* [Problem]: Copy the data word for word, keeping every line.

------------------------------------------------

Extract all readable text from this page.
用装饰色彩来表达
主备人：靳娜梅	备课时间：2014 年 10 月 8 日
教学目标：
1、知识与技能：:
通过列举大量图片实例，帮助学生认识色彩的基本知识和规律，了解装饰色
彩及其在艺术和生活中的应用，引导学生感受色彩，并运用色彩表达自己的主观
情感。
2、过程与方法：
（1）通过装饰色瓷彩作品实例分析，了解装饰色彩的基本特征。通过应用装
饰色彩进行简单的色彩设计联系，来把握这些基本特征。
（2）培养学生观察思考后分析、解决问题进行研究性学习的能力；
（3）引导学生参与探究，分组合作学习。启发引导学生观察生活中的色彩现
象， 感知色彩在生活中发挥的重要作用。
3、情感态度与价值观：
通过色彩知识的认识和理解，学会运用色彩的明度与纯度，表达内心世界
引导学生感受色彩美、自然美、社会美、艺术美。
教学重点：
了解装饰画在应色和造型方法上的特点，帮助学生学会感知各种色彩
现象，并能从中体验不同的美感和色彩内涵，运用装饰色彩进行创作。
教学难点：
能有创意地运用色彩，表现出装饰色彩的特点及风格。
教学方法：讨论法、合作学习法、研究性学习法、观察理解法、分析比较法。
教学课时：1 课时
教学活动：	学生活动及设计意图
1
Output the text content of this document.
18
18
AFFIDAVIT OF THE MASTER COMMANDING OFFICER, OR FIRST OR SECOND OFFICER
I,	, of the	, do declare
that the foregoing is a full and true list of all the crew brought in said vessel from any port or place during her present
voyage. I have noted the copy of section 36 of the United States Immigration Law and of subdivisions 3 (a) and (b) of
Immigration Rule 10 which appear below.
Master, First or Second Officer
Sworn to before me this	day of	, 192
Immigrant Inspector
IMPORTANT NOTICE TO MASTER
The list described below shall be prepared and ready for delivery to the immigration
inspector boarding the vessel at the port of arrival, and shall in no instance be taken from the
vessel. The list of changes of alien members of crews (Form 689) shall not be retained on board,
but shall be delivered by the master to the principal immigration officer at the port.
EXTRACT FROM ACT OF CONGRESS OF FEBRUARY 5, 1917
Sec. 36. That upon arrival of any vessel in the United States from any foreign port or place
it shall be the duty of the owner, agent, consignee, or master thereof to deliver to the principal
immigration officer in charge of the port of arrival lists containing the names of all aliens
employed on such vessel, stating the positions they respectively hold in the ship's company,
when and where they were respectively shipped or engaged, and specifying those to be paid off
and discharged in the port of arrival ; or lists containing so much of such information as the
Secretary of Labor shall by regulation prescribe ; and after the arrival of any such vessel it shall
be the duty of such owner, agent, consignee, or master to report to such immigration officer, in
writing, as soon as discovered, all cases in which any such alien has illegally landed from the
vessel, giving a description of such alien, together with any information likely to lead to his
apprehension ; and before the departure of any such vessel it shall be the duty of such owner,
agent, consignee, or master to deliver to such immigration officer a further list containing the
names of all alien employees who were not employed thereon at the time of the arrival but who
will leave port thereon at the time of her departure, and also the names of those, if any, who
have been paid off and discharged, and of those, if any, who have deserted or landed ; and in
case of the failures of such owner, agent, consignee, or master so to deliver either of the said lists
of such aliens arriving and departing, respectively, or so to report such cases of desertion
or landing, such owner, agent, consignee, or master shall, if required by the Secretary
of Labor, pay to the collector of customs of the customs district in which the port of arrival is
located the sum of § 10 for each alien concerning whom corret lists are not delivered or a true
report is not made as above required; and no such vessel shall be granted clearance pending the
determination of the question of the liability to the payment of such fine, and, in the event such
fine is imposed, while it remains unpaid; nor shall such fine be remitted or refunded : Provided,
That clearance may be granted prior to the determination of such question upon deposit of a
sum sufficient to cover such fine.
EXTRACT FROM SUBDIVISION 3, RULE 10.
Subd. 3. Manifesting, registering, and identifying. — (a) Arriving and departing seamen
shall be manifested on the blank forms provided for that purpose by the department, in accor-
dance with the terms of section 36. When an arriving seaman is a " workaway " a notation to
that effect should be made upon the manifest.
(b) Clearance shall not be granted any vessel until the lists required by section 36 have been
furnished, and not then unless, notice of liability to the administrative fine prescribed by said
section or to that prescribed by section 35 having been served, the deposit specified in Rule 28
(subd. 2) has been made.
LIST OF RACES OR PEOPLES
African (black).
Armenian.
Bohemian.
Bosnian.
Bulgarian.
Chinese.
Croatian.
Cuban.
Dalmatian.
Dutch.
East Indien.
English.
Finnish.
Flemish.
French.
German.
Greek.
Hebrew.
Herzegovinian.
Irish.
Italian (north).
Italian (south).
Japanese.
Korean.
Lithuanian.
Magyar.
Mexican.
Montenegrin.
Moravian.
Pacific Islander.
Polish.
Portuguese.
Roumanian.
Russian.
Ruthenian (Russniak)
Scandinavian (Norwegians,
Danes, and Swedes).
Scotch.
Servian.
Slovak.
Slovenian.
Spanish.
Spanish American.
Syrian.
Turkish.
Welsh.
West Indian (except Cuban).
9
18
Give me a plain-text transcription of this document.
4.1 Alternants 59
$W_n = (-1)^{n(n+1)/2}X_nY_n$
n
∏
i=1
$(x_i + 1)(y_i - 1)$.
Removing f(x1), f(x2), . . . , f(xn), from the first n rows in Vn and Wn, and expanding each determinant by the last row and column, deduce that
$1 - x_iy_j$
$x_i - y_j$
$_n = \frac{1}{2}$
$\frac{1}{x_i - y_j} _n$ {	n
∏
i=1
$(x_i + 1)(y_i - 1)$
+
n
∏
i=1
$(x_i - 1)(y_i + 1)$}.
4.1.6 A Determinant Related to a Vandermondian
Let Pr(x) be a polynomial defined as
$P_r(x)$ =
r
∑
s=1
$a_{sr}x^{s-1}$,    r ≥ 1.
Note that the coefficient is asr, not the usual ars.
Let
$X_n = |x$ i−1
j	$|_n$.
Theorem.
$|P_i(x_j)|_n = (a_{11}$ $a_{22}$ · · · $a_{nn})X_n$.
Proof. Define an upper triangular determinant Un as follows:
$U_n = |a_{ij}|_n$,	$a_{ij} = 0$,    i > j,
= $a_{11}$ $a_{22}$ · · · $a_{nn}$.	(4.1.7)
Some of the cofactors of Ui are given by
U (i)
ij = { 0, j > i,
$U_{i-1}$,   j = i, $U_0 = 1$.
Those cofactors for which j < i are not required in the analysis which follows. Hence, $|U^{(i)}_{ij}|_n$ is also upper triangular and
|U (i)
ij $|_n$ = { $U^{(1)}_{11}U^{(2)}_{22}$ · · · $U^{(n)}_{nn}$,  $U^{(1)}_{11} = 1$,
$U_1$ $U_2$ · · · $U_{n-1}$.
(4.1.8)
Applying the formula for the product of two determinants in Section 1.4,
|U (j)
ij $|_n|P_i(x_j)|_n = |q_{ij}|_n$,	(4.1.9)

------------------------------------------------

* [The result]:
Extract all readable text from this page.
用装饰色彩来表达
主备人：靳娜梅	备课时间：2014 年 10 月 8 日
教学目标：
1、知识与技能：:
通过列举大量图片实例，帮助学生认识色彩的基本知识和规律，了解装饰色
彩及其在艺术和生活中的应用，引导学生感受色彩，并运用色彩表达自己的主观
情感。
2、过程与方法：
（1）通过装饰色瓷彩作品实例分析，了解装饰色彩的基本特征。通过应用装
饰色彩进行简单的色彩设计联系，来把握这些基本特征。
（2）培养学生观察思考后分析、解决问题进行研究性学习的能力；
（3）引导学生参与探究，分组合作学习。启发引导学生观察生活中的色彩现
象， 感知色彩在生活中发挥的重要作用。
3、情感态度与价值观：
通过色彩知识的认识和理解，学会运用色彩的明度与纯度，表达内心世界
引导学生感受色彩美、自然美、社会美、艺术美。
教学重点：
了解装饰画在应色和造型方法上的特点，帮助学生学会感知各种色彩
现象，并能从中体验不同的美感和色彩内涵，运用装饰色彩进行创作。
教学难点：
能有创意地运用色彩，表现出装饰色彩的特点及风格。
教学方法：讨论法、合作学习法、研究性学习法、观察理解法、分析比较法。
教学课时：1 课时
教学活动：	学生活动及设计意图
1
Output the text content of this document.
18
18
AFFIDAVIT OF THE MASTER COMMANDING OFFICER, OR FIRST OR SECOND OFFICER
I,	, of the	, do declare
that the foregoing is a full and true list of all the crew brought in said vessel from any port or place during her present
voyage. I have noted the copy of section 36 of the United States Immigration Law and of subdivisions 3 (a) and (b) of
Immigration Rule 10 which appear below.
Master, First or Second Officer
Sworn to before me this	day of	, 192
Immigrant Inspector
IMPORTANT NOTICE TO MASTER
The list described below shall be prepared and ready for delivery to the immigration
inspector boarding the vessel at the port of arrival, and shall in no instance be taken from the
vessel. The list of changes of alien members of crews (Form 689) shall not be retained on board,
but shall be delivered by the master to the principal immigration officer at the port.
EXTRACT FROM ACT OF CONGRESS OF FEBRUARY 5, 1917
Sec. 36. That upon arrival of any vessel in the United States from any foreign port or place
it shall be the duty of the owner, agent, consignee, or master thereof to deliver to the principal
immigration officer in charge of the port of arrival lists containing the names of all aliens
employed on such vessel, stating the positions they respectively hold in the ship's company,
when and where they were respectively shipped or engaged, and specifying those to be paid off
and discharged in the port of arrival ; or lists containing so much of such information as the
Secretary of Labor shall by regulation prescribe ; and after the arrival of any such vessel it shall
be the duty of such owner, agent, consignee, or master to report to such immigration officer, in
writing, as soon as discovered, all cases in which any such alien has illegally landed from the
vessel, giving a description of such alien, together with any information likely to lead to his
apprehension ; and before the departure of any such vessel it shall be the duty of such owner,
agent, consignee, or master to deliver to such immigration officer a further list containing the
names of all alien employees who were not employed thereon at the time of the arrival but who
will leave port thereon at the time of her departure, and also the names of those, if any, who
have been paid off and discharged, and of those, if any, who have deserted or landed ; and in
case of the failures of such owner, agent, consignee, or master so to deliver either of the said lists
of such aliens arriving and departing, respectively, or so to report such cases of desertion
or landing, such owner, agent, consignee, or master shall, if required by the Secretary
of Labor, pay to the collector of customs of the customs district in which the port of arrival is
located the sum of § 10 for each alien concerning whom corret lists are not delivered or a true
report is not made as above required; and no such vessel shall be granted clearance pending the
determination of the question of the liability to the payment of such fine, and, in the event such
fine is imposed, while it remains unpaid; nor shall such fine be remitted or refunded : Provided,
That clearance may be granted prior to the determination of such question upon deposit of a
sum sufficient to cover such fine.
EXTRACT FROM SUBDIVISION 3, RULE 10.
Subd. 3. Manifesting, registering, and identifying. — (a) Arriving and departing seamen
shall be manifested on the blank forms provided for that purpose by the department, in accor-
dance with the terms of section 36. When an arriving seaman is a " workaway " a notation to
that effect should be made upon the manifest.
(b) Clearance shall not be granted any vessel until the lists required by section 36 have been
furnished, and not then unless, notice of liability to the administrative fine prescribed by said
section or to that prescribed by section 35 having been served, the deposit specified in Rule 28
(subd. 2) has been made.
LIST OF RACES OR PEOPLES
African (black).
Armenian.
Bohemian.
Bosnian.
Bulgarian.
Chinese.
Croatian.
Cuban.
Dalmatian.
Dutch.
East Indien.
English.
Finnish.
Flemish.
French.
German.
Greek.
Hebrew.
Herzegovinian.
Irish.
Italian (north).
Italian (south).
Japanese.
Korean.
Lithuanian.
Magyar.
Mexican.
Montenegrin.
Moravian.
Pacific Islander.
Polish.
Portuguese.
Roumanian.
Russian.
Ruthenian (Russniak)
Scandinavian (Norwegians,
Danes, and Swedes).
Scotch.
Servian.
Slovak.
Slovenian.
Spanish.
Spanish American.
Syrian.
Turkish.
Welsh.
West Indian (except Cuban).
9
18
Give me a plain-text transcription of this document.
4.1 Alternants 59
$W_n = (-1)^{n(n+1)/2}X_nY_n$
n
∏
i=1
$(x_i + 1)(y_i - 1)$.
Removing f(x1), f(x2), . . . , f(xn), from the first n rows in Vn and Wn, and expanding each determinant by the last row and column, deduce that
$1 - x_iy_j$
$x_i - y_j$
$_n = \frac{1}{2}$
$\frac{1}{x_i - y_j} _n$ {	n
∏
i=1
$(x_i + 1)(y_i - 1)$
+
n
∏
i=1
$(x_i - 1)(y_i + 1)$}.
4.1.6 A Determinant Related to a Vandermondian
Let Pr(x) be a polynomial defined as
$P_r(x)$ =
r
∑
s=1
$a_{sr}x^{s-1}$,    r ≥ 1.
Note that the coefficient is asr, not the usual ars.
Let
$X_n = |x$ i−1
j	$|_n$.
Theorem.
$|P_i(x_j)|_n = (a_{11}$ $a_{22}$ · · · $a_{nn})X_n$.
Proof. Define an upper triangular determinant Un as follows:
$U_n = |a_{ij}|_n$,	$a_{ij} = 0$,    i > j,
= $a_{11}$ $a_{22}$ · · · $a_{nn}$.	(4.1.7)
Some of the cofactors of Ui are given by
U (i)
ij = { 0, j > i,
$U_{i-1}$,   j = i, $U_0 = 1$.
Those cofactors for which j < i are not required in the analysis which follows. Hence, $|U^{(i)}_{ij}|_n$ is also upper triangular and
|U (i)
ij $|_n$ = { $U^{(1)}_{11}U^{(2)}_{22}$ · · · $U^{(n)}_{nn}$,  $U^{(1)}_{11} = 1$,
$U_1$ $U_2$ · · · $U_{n-1}$.
(4.1.8)
Applying the formula for the product of two determinants in Section 1.4,
|U (j)
ij $|_n|P_i(x_j)|_n = |q_{ij}|_n$,	(4.1.9)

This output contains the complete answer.